- Problem to work on: Scan the lines below; pull out those with "glyph".

- Extracted records:

· · · ·

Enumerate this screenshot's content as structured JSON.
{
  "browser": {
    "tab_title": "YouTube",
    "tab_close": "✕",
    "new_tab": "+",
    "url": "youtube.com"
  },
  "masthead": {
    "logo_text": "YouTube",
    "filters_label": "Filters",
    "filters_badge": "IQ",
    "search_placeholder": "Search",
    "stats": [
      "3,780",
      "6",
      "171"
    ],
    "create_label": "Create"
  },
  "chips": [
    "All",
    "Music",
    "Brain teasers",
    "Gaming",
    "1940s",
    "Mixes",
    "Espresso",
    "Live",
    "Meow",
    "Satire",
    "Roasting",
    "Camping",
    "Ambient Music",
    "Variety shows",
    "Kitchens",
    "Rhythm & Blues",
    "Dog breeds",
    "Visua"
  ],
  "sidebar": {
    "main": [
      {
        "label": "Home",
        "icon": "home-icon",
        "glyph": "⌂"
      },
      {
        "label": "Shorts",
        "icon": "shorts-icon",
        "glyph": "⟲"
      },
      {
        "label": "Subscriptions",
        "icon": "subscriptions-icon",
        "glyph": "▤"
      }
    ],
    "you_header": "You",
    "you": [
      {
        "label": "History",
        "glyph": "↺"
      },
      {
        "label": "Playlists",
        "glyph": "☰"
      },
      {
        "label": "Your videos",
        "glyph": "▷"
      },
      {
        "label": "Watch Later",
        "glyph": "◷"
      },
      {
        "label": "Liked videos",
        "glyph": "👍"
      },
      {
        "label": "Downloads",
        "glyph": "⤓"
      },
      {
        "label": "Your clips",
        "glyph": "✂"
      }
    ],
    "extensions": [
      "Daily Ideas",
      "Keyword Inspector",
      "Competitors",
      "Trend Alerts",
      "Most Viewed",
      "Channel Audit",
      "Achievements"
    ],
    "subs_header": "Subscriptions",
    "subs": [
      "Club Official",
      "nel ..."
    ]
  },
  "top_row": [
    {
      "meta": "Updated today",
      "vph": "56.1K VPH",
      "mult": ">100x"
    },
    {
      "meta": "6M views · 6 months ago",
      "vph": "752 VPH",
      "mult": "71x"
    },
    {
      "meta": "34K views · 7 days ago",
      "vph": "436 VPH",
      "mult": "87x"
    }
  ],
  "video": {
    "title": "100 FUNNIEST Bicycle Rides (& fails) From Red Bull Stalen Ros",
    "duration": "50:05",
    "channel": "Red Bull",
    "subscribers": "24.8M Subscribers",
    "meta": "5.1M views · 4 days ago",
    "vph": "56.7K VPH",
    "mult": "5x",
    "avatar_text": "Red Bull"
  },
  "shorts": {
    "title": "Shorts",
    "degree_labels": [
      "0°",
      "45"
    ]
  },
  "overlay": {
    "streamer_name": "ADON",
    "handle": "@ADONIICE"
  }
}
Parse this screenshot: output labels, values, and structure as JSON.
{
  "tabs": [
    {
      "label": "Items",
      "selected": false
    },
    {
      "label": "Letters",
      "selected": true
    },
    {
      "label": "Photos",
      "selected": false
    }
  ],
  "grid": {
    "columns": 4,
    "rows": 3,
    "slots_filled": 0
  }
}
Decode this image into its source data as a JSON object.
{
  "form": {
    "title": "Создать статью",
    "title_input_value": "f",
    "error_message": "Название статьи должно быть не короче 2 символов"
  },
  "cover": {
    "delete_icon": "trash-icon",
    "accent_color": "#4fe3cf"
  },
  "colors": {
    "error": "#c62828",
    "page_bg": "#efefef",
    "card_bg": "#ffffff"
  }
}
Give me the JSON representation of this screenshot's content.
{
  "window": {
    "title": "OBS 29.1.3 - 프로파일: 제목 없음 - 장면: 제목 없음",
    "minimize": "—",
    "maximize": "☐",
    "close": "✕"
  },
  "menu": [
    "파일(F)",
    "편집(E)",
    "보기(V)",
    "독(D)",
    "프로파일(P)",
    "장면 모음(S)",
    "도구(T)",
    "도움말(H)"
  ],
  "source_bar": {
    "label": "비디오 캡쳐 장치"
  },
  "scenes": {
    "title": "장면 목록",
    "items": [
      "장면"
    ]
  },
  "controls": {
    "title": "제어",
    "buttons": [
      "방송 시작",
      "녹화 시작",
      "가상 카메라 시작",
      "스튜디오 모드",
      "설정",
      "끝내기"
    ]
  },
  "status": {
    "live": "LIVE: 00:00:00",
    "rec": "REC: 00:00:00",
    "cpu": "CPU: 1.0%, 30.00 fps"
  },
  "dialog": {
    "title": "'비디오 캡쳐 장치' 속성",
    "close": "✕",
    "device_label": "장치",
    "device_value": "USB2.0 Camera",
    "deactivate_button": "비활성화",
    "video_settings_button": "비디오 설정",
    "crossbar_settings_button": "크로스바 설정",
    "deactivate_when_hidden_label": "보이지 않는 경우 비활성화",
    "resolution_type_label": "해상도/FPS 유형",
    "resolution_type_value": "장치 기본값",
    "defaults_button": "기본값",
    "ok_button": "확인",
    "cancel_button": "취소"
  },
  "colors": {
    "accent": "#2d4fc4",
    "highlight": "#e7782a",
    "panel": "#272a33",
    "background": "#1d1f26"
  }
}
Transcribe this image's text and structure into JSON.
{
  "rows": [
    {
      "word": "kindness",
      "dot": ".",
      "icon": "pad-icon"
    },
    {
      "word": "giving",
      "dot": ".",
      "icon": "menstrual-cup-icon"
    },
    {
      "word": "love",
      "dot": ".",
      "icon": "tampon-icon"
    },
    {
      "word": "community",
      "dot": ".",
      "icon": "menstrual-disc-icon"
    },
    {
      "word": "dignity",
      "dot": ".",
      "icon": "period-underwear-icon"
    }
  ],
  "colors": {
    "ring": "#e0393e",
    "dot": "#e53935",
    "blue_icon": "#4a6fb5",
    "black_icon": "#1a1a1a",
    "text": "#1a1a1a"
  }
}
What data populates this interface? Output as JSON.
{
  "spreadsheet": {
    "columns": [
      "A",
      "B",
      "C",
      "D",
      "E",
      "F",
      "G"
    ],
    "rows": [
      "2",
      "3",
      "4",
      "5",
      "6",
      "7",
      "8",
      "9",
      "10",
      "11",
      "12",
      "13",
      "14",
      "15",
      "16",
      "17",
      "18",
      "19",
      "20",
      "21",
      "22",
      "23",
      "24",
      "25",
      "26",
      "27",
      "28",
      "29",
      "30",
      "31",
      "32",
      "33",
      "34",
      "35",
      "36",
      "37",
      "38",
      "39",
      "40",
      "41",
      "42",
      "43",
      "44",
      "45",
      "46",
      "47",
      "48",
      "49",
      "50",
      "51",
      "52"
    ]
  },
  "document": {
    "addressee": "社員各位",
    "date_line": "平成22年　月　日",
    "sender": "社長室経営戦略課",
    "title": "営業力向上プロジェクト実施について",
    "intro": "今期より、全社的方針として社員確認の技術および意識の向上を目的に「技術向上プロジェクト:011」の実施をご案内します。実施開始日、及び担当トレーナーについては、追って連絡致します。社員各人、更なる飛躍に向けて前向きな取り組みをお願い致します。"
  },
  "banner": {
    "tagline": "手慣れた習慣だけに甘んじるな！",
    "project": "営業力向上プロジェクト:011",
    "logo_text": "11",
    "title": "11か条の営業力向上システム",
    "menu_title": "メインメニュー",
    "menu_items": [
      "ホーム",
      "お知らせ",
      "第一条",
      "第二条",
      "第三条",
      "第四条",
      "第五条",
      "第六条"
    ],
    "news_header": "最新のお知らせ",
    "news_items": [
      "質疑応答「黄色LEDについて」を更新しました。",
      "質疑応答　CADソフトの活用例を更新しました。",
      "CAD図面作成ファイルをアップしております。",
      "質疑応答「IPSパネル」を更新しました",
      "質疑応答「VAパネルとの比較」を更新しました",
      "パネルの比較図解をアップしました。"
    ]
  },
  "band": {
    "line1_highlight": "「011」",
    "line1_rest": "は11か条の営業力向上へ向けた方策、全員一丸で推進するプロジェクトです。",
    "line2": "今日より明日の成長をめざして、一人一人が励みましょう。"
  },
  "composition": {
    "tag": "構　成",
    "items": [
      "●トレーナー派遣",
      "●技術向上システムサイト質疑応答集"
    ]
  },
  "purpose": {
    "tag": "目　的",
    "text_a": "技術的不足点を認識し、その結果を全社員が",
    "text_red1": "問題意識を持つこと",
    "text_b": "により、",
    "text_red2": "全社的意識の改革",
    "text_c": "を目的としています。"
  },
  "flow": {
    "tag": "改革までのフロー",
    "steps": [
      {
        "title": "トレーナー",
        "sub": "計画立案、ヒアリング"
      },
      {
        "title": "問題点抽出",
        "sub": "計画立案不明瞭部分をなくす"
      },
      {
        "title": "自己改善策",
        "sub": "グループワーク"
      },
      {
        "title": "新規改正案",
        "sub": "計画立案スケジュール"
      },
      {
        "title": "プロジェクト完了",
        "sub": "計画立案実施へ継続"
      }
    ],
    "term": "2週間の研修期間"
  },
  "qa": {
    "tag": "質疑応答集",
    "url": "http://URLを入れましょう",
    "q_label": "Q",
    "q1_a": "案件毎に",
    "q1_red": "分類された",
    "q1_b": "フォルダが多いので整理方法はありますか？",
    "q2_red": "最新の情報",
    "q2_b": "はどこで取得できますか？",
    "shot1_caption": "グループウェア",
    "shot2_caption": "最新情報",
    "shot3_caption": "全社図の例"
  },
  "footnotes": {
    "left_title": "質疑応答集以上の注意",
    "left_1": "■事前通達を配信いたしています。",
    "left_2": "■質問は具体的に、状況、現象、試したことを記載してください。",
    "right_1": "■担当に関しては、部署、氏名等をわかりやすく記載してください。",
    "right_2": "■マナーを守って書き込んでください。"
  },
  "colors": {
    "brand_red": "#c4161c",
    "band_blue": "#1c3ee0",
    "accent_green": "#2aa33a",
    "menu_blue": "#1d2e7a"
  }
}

· · · ·

- Final result:
        "glyph": "⌂"
        "glyph": "⟲"
        "glyph": "▤"
        "glyph": "↺"
        "glyph": "☰"
        "glyph": "▷"
        "glyph": "◷"
        "glyph": "👍"
        "glyph": "⤓"
        "glyph": "✂"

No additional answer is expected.